WORK TO BE COMPLETED » Write out each line in which the string "Claire" is present.

***** RECORDED INFORMATION *****

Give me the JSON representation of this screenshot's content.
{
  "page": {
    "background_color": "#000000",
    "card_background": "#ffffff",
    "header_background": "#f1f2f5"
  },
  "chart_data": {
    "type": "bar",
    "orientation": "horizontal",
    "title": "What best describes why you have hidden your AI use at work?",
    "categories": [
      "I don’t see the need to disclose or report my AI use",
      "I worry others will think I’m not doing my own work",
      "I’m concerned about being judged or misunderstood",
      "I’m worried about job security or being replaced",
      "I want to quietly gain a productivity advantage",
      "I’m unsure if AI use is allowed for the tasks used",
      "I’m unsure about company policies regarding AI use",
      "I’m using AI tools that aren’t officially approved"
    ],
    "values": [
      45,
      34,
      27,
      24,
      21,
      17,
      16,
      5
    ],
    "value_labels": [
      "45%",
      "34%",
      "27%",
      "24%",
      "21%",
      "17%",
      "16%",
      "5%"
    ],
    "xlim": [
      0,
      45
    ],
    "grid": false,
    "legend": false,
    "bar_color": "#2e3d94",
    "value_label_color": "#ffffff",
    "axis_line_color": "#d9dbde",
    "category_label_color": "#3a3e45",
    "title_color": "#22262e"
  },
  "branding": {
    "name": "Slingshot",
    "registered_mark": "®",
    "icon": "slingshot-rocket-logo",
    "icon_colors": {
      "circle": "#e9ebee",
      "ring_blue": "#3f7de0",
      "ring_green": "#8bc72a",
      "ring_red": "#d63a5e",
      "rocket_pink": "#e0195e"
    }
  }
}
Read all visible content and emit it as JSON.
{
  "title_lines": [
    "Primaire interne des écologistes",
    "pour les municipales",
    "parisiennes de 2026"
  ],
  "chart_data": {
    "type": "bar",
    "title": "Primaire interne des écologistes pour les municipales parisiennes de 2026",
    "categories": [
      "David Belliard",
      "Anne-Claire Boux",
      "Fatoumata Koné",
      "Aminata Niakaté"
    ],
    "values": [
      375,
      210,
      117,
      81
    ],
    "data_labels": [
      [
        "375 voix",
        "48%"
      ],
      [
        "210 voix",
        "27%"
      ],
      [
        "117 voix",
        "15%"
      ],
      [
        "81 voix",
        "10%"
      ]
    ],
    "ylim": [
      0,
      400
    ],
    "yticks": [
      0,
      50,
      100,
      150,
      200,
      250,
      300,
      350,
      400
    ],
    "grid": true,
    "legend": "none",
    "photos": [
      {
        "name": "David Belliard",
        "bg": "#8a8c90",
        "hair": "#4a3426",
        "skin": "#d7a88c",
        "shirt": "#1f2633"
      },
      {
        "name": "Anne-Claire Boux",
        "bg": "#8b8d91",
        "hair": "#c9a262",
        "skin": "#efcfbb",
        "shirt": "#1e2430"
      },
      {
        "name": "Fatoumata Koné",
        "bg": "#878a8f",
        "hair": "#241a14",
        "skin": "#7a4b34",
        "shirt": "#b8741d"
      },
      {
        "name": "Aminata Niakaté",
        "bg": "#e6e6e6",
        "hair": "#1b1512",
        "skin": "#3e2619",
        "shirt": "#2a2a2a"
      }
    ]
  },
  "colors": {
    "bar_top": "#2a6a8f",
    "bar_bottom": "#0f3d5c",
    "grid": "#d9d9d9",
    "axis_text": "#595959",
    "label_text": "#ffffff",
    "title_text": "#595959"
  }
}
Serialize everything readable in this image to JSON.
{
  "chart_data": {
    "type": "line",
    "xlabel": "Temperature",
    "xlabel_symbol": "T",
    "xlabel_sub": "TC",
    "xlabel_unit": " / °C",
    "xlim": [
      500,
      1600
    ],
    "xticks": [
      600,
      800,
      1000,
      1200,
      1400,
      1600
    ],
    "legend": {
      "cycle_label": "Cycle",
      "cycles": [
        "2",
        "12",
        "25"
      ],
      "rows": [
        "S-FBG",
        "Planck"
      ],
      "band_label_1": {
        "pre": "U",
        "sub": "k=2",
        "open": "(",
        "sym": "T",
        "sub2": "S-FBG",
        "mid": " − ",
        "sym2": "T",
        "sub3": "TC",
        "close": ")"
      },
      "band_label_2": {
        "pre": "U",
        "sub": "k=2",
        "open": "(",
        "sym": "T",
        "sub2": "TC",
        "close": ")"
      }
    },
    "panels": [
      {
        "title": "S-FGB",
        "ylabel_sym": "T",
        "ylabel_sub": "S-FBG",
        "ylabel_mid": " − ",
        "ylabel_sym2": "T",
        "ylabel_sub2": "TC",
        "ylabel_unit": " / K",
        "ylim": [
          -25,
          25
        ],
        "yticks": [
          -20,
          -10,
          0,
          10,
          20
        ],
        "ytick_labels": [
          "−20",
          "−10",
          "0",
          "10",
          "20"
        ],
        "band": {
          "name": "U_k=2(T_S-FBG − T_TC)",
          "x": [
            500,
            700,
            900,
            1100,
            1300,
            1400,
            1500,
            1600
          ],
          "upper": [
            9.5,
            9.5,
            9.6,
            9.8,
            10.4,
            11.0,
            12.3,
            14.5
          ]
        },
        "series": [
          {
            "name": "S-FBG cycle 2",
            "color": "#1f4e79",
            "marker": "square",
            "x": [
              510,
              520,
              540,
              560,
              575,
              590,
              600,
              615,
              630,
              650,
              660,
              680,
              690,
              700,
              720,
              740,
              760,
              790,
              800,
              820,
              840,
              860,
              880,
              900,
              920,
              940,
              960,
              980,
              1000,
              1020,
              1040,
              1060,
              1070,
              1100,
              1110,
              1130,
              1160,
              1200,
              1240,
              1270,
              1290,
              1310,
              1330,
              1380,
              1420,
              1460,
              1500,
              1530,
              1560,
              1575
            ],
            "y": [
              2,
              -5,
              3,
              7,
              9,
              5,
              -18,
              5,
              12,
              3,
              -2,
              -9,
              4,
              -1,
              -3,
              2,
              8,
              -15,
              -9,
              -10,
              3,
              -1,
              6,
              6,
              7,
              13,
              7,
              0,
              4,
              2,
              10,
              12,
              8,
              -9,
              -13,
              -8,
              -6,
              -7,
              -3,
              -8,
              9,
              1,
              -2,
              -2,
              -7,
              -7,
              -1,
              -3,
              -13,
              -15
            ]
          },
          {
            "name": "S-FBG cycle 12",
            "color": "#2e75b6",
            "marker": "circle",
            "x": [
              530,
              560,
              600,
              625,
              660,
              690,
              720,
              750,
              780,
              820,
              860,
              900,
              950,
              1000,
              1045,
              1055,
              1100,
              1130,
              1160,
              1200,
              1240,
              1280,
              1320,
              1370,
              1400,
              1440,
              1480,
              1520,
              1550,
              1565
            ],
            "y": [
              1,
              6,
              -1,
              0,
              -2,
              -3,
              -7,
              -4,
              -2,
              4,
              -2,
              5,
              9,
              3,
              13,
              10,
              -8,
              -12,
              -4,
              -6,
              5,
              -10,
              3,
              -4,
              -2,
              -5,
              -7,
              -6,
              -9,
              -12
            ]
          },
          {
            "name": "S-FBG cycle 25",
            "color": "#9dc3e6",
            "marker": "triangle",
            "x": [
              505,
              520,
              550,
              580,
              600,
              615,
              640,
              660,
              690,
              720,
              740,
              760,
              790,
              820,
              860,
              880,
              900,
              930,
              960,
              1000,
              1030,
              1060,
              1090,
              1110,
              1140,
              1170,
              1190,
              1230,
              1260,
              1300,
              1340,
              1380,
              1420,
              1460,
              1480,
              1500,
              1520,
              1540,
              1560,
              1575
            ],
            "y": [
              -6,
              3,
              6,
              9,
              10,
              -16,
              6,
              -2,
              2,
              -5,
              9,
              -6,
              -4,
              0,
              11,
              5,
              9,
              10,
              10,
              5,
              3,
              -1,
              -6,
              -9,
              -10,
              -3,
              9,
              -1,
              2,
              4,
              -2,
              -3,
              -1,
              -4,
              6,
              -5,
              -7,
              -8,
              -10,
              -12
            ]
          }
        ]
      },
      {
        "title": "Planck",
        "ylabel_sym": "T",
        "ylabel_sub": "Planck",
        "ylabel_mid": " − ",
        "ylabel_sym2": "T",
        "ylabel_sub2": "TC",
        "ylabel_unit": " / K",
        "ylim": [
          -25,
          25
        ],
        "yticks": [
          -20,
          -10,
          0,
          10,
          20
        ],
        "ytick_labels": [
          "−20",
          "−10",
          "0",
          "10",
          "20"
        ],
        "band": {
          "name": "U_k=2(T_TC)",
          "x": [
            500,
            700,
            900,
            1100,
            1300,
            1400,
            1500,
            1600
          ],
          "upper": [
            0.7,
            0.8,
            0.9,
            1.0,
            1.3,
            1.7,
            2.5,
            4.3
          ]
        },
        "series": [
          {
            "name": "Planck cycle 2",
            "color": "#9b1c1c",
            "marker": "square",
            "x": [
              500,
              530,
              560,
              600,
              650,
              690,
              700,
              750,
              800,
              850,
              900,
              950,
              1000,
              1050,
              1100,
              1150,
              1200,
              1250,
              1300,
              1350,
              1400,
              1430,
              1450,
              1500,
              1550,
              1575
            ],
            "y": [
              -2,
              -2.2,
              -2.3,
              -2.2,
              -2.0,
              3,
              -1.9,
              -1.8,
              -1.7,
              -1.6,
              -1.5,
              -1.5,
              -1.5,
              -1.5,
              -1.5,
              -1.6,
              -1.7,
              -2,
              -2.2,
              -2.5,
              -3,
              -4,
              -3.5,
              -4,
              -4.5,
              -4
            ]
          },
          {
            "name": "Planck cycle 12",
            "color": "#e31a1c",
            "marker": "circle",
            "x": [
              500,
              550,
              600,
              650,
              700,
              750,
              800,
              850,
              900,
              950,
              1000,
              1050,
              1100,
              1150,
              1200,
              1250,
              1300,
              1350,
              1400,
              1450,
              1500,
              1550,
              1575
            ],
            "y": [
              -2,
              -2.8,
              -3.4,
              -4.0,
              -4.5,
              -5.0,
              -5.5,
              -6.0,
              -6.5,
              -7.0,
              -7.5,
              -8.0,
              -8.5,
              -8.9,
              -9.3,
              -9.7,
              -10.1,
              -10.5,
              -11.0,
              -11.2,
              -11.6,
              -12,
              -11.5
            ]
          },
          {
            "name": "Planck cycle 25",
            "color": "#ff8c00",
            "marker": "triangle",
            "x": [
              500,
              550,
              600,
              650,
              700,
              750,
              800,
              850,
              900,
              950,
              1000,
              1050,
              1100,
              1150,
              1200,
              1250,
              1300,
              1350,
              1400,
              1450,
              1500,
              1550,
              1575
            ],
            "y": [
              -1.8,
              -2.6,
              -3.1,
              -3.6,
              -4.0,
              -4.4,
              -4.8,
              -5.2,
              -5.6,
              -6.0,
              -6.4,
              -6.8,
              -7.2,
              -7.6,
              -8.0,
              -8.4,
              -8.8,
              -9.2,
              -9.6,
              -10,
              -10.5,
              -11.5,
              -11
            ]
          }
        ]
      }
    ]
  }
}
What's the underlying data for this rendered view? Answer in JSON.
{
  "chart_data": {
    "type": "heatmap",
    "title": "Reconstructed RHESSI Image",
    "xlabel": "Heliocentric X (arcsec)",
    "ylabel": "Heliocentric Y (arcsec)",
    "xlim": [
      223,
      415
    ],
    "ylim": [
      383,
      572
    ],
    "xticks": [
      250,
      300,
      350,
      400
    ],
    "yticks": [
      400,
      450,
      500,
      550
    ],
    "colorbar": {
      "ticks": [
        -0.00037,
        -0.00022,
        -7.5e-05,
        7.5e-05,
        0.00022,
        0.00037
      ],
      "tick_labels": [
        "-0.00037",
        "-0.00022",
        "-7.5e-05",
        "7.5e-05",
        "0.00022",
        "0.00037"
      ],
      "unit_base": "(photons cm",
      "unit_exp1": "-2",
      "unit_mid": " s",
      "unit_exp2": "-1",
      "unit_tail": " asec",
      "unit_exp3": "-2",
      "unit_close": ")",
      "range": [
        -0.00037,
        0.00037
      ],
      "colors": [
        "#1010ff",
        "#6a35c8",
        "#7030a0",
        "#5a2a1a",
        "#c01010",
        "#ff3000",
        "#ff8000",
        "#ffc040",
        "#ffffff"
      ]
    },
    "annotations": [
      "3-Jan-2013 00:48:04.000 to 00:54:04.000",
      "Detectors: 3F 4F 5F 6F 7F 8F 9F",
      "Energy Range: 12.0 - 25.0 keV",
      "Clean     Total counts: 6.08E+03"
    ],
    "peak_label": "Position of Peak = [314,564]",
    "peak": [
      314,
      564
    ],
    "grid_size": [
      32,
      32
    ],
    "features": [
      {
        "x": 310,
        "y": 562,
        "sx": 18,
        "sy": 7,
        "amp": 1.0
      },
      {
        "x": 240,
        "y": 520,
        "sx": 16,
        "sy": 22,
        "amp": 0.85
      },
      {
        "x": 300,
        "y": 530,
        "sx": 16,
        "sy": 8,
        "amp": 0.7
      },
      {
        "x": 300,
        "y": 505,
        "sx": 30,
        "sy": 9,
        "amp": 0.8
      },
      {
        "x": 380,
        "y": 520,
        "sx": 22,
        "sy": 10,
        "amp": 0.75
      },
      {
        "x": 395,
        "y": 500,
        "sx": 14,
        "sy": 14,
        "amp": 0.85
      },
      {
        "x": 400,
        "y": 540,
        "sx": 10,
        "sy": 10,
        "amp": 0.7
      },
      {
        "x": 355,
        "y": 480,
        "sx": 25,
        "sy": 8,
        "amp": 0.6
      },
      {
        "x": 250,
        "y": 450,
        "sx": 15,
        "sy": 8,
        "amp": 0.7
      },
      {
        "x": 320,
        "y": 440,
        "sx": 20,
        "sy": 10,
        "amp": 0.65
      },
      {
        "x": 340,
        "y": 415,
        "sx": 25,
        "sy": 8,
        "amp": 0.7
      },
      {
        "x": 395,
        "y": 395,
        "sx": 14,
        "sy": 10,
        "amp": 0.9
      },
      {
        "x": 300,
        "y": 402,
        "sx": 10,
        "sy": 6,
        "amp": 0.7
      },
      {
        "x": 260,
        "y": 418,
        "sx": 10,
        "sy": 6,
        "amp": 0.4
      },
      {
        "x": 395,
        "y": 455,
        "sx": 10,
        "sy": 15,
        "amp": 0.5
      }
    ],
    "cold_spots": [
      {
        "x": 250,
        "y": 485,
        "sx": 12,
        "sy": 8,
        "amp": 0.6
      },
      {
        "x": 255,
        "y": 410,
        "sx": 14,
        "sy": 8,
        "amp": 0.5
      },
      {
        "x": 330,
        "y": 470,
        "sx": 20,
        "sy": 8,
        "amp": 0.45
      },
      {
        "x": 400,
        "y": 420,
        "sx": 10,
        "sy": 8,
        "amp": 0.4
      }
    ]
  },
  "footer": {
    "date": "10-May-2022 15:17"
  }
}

*****

THE OUTPUT »
      "Anne-Claire Boux",
        "name": "Anne-Claire Boux",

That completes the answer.